_Data records_:
##############################
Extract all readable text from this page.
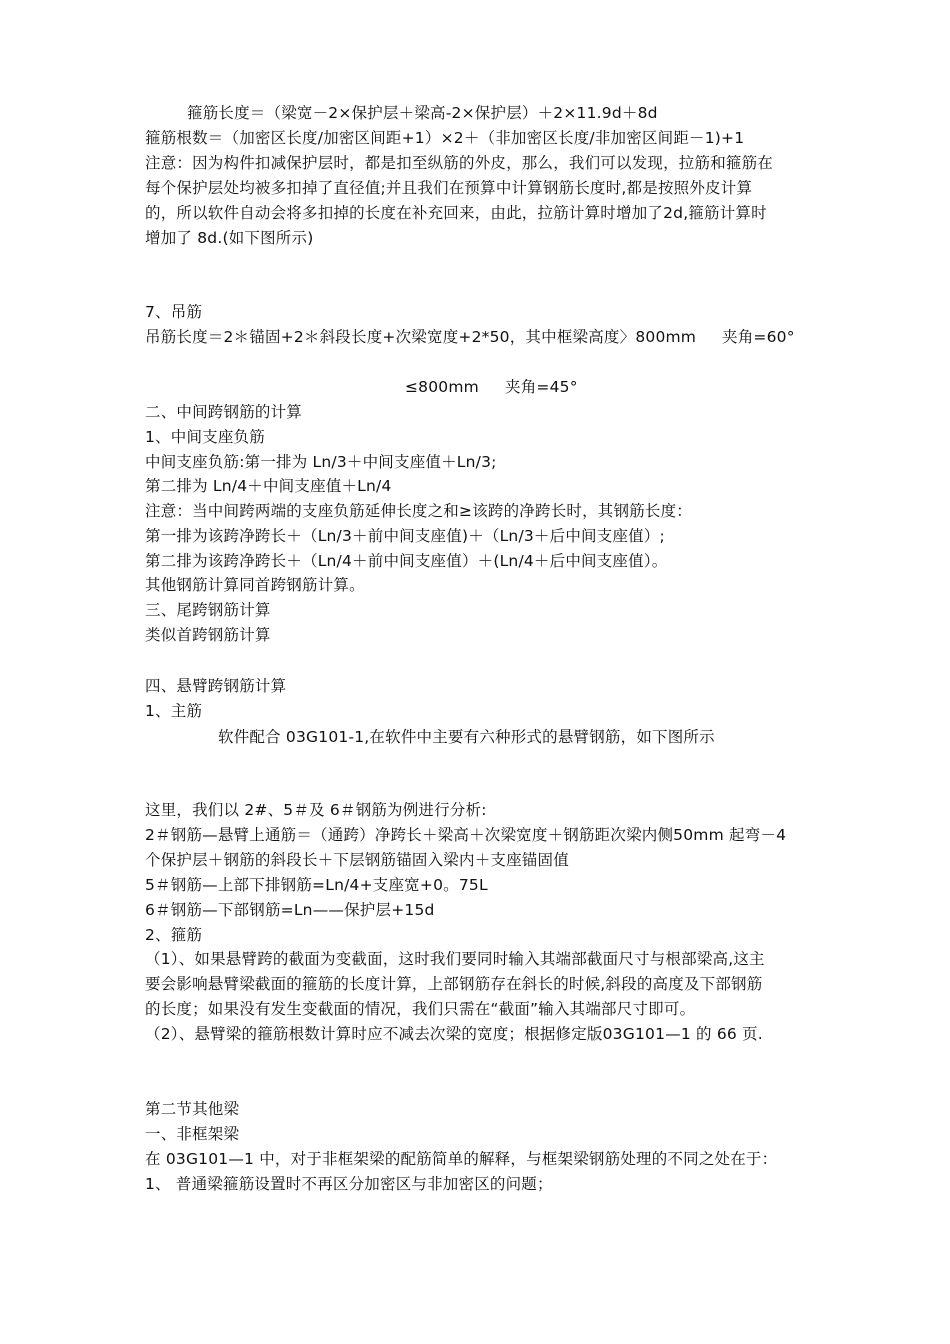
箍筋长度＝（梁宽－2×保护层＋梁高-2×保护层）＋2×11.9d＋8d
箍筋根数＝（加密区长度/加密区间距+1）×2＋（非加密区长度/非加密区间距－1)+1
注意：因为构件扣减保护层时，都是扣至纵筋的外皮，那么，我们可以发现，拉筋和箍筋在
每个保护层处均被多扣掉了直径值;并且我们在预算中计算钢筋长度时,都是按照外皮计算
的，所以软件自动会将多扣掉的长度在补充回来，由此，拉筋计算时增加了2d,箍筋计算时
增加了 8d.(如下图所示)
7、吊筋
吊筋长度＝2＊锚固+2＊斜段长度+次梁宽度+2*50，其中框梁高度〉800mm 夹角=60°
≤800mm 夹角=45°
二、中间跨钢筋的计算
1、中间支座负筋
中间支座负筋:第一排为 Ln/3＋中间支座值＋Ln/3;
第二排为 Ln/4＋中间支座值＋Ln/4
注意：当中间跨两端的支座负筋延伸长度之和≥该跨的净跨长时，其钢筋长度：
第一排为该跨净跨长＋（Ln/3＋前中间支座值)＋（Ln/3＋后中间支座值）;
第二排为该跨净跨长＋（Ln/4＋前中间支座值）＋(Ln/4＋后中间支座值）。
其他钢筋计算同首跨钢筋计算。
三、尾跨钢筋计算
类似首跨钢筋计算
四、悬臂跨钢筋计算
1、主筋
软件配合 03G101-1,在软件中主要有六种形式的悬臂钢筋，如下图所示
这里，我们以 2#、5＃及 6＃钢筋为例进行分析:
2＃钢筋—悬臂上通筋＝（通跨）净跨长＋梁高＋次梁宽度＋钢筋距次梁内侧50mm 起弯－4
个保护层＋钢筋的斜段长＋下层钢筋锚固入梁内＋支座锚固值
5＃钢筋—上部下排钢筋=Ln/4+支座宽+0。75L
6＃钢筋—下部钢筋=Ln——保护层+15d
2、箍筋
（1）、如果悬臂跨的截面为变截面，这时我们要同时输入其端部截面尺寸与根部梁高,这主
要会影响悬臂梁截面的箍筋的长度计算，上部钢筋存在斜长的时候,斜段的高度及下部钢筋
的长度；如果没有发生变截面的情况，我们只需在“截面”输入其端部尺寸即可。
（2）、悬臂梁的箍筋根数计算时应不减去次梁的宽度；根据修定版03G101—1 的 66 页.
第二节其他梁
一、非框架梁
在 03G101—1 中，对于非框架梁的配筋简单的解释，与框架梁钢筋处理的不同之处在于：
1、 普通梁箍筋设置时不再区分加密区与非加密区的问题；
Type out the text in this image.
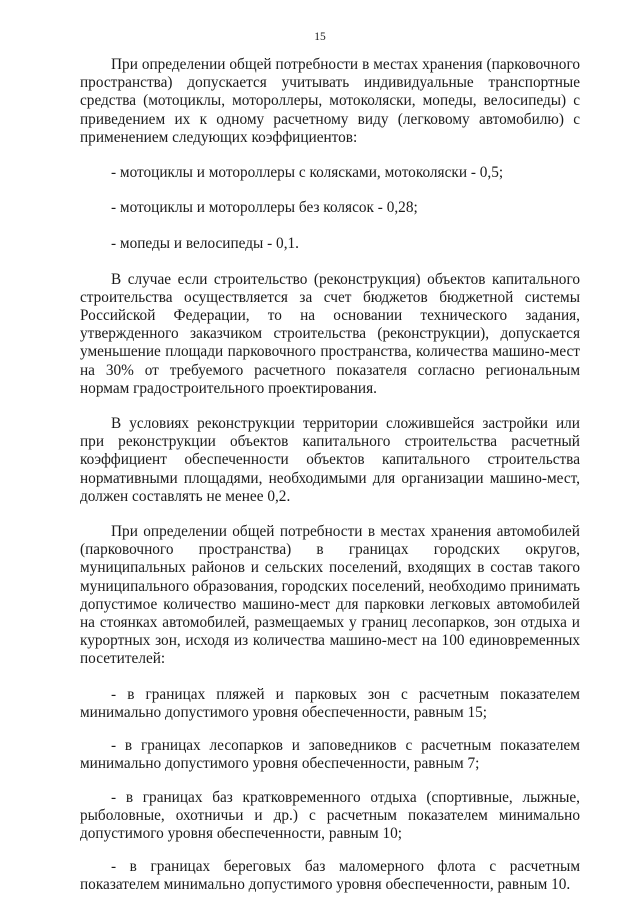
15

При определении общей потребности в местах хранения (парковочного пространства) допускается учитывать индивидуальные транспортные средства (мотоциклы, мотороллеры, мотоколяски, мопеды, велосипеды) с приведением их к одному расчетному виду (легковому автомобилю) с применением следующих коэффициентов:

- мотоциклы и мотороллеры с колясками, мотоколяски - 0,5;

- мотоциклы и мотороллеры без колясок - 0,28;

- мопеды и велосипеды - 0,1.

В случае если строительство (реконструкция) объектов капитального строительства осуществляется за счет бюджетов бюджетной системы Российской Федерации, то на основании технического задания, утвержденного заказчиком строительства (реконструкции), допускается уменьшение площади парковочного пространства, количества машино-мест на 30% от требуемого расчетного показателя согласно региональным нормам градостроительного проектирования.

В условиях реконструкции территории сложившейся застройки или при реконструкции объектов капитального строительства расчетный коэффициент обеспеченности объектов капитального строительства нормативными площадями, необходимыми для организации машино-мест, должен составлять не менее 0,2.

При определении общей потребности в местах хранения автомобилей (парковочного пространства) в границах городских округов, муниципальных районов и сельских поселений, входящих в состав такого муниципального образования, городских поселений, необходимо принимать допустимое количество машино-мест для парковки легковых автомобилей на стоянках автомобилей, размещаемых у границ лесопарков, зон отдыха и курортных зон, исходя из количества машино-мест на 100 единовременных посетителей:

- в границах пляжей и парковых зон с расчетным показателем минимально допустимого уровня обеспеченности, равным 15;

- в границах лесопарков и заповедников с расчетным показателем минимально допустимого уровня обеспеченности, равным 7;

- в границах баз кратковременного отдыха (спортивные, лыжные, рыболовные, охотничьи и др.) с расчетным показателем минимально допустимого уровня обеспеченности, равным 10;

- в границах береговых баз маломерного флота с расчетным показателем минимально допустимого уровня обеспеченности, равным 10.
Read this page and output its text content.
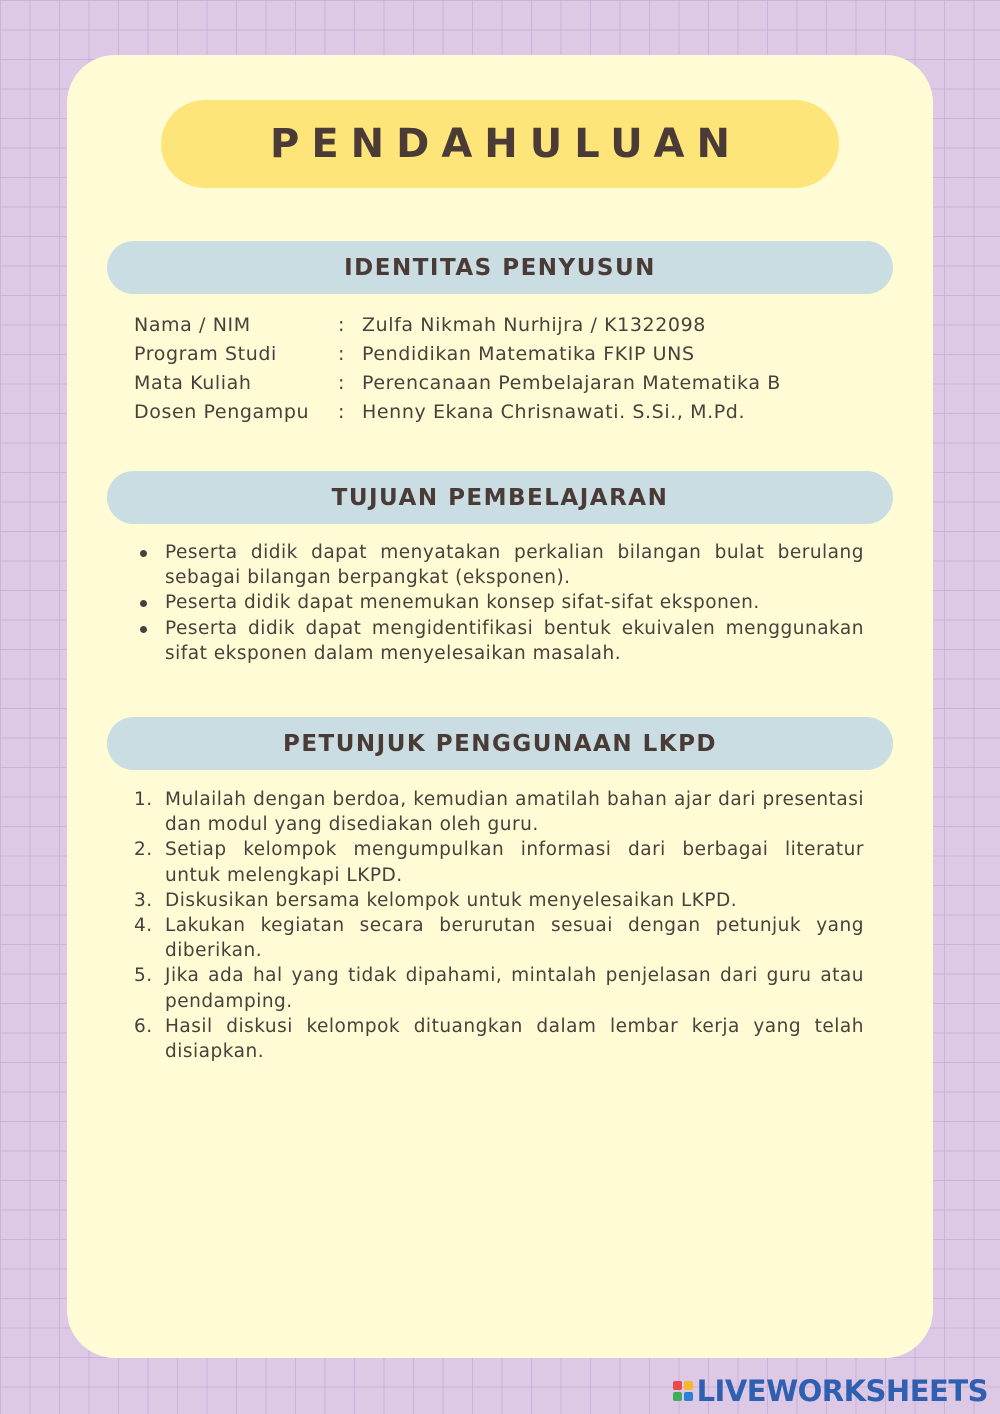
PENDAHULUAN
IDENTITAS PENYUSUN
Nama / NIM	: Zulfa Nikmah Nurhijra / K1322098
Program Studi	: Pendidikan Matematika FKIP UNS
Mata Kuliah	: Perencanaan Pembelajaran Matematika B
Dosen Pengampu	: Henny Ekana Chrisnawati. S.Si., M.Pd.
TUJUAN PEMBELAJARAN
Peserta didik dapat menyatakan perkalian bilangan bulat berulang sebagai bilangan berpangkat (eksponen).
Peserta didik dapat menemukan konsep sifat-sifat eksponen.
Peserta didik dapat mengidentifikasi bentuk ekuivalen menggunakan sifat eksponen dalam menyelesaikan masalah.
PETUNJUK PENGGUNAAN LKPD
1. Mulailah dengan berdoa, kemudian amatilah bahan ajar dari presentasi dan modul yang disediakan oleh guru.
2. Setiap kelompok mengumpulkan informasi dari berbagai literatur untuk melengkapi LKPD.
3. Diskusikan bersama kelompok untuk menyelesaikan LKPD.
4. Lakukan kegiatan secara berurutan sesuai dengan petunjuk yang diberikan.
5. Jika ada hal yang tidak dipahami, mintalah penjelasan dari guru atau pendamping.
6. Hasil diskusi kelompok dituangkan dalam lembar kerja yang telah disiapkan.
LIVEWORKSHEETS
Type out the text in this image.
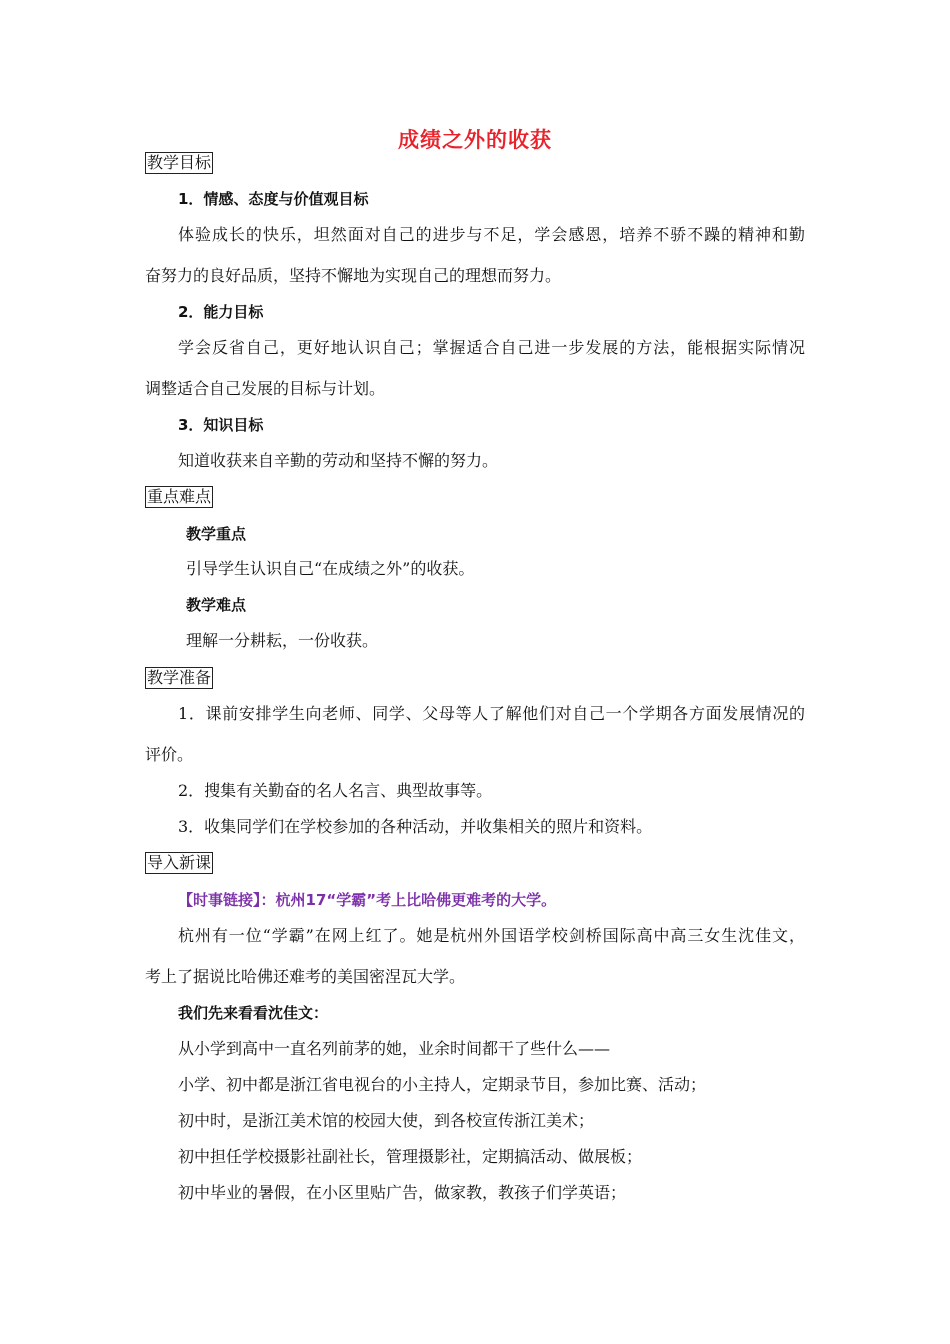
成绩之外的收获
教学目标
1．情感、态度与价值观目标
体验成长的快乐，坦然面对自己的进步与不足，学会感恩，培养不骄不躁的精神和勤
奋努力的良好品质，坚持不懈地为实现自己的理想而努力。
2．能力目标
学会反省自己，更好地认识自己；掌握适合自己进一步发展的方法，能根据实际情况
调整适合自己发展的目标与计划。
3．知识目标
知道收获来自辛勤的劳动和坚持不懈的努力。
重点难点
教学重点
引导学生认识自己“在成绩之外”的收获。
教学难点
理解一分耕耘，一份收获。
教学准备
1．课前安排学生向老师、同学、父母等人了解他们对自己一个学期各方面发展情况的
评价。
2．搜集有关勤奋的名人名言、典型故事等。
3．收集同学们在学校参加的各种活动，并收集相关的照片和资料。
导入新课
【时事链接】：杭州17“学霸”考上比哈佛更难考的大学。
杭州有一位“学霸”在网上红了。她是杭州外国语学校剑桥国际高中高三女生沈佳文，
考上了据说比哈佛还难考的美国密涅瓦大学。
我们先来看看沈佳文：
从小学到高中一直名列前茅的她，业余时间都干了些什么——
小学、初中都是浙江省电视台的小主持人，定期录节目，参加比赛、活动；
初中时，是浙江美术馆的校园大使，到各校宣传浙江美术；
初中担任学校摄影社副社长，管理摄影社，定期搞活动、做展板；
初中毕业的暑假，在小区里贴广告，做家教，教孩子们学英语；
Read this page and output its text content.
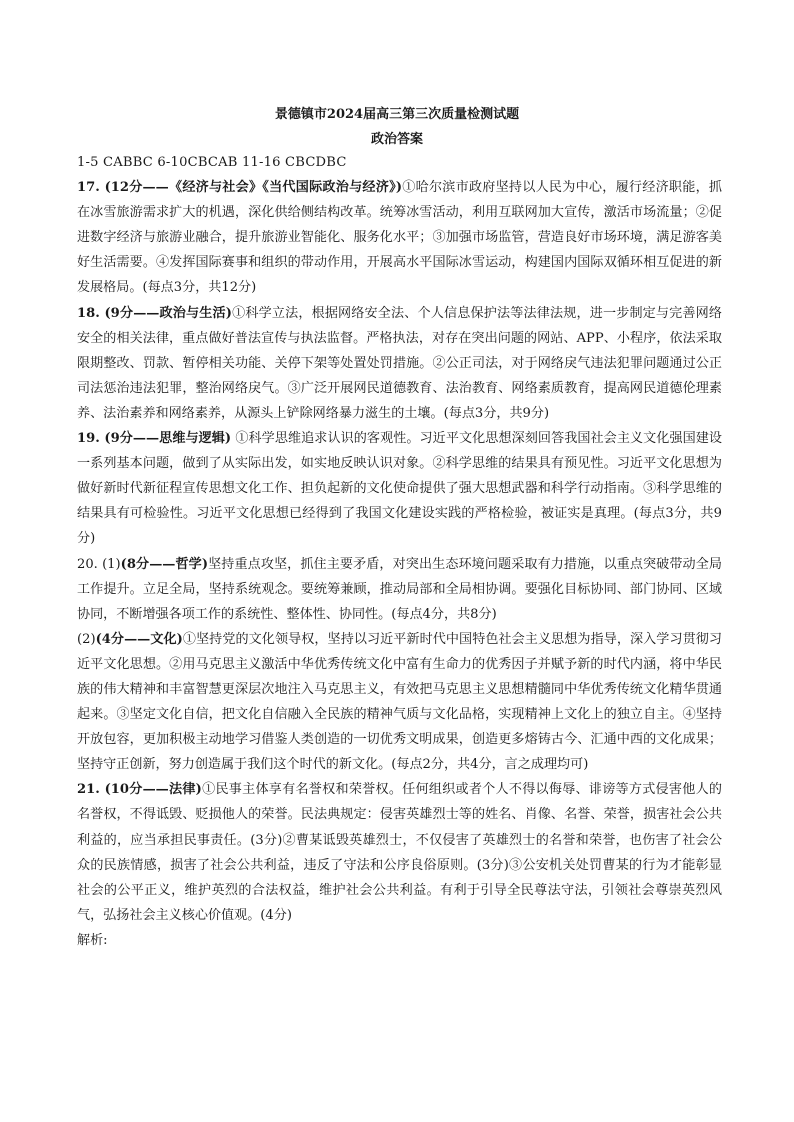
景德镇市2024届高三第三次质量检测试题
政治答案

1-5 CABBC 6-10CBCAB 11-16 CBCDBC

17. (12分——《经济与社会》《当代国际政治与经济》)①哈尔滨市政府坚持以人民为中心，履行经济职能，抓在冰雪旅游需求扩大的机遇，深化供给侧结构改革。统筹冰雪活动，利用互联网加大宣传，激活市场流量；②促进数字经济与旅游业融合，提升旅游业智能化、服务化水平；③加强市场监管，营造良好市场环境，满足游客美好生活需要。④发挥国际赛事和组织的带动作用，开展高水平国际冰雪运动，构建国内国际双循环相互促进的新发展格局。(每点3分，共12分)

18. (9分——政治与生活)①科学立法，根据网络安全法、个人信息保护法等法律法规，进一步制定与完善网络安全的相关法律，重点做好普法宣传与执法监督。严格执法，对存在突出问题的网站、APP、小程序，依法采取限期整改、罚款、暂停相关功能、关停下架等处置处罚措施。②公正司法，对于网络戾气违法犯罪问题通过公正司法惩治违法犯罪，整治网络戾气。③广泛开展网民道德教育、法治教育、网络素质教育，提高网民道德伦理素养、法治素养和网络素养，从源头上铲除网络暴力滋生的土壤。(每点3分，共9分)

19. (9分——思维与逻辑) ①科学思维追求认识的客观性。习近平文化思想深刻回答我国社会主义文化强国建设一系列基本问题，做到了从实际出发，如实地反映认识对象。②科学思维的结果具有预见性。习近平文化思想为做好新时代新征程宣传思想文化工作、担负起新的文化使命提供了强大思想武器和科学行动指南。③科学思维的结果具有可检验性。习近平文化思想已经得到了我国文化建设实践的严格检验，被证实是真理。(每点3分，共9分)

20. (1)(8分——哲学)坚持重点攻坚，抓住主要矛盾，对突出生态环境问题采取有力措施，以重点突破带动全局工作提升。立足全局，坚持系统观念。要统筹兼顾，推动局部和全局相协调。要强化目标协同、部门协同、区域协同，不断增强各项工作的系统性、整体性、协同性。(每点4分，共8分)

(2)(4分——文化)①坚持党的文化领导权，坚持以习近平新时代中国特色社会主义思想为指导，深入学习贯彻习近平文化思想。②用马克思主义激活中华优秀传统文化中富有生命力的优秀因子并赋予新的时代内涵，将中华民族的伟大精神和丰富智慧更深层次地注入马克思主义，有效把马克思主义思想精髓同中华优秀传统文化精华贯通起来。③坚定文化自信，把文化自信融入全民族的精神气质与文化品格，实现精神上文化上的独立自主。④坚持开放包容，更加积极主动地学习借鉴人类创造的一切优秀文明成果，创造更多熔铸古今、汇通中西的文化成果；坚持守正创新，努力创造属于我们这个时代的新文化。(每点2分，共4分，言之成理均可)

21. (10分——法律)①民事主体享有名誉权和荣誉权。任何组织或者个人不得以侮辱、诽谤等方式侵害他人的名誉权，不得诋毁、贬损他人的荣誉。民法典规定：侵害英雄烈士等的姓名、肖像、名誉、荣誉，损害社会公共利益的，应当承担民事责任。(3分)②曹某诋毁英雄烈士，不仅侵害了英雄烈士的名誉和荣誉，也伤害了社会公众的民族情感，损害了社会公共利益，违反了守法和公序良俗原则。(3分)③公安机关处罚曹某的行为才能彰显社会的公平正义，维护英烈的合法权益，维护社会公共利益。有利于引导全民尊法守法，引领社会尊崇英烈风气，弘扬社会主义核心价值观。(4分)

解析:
##############################
_Objective_: Your answer should be a single number: how many lines in the data above include "показателем"?

_Result for this task_: 4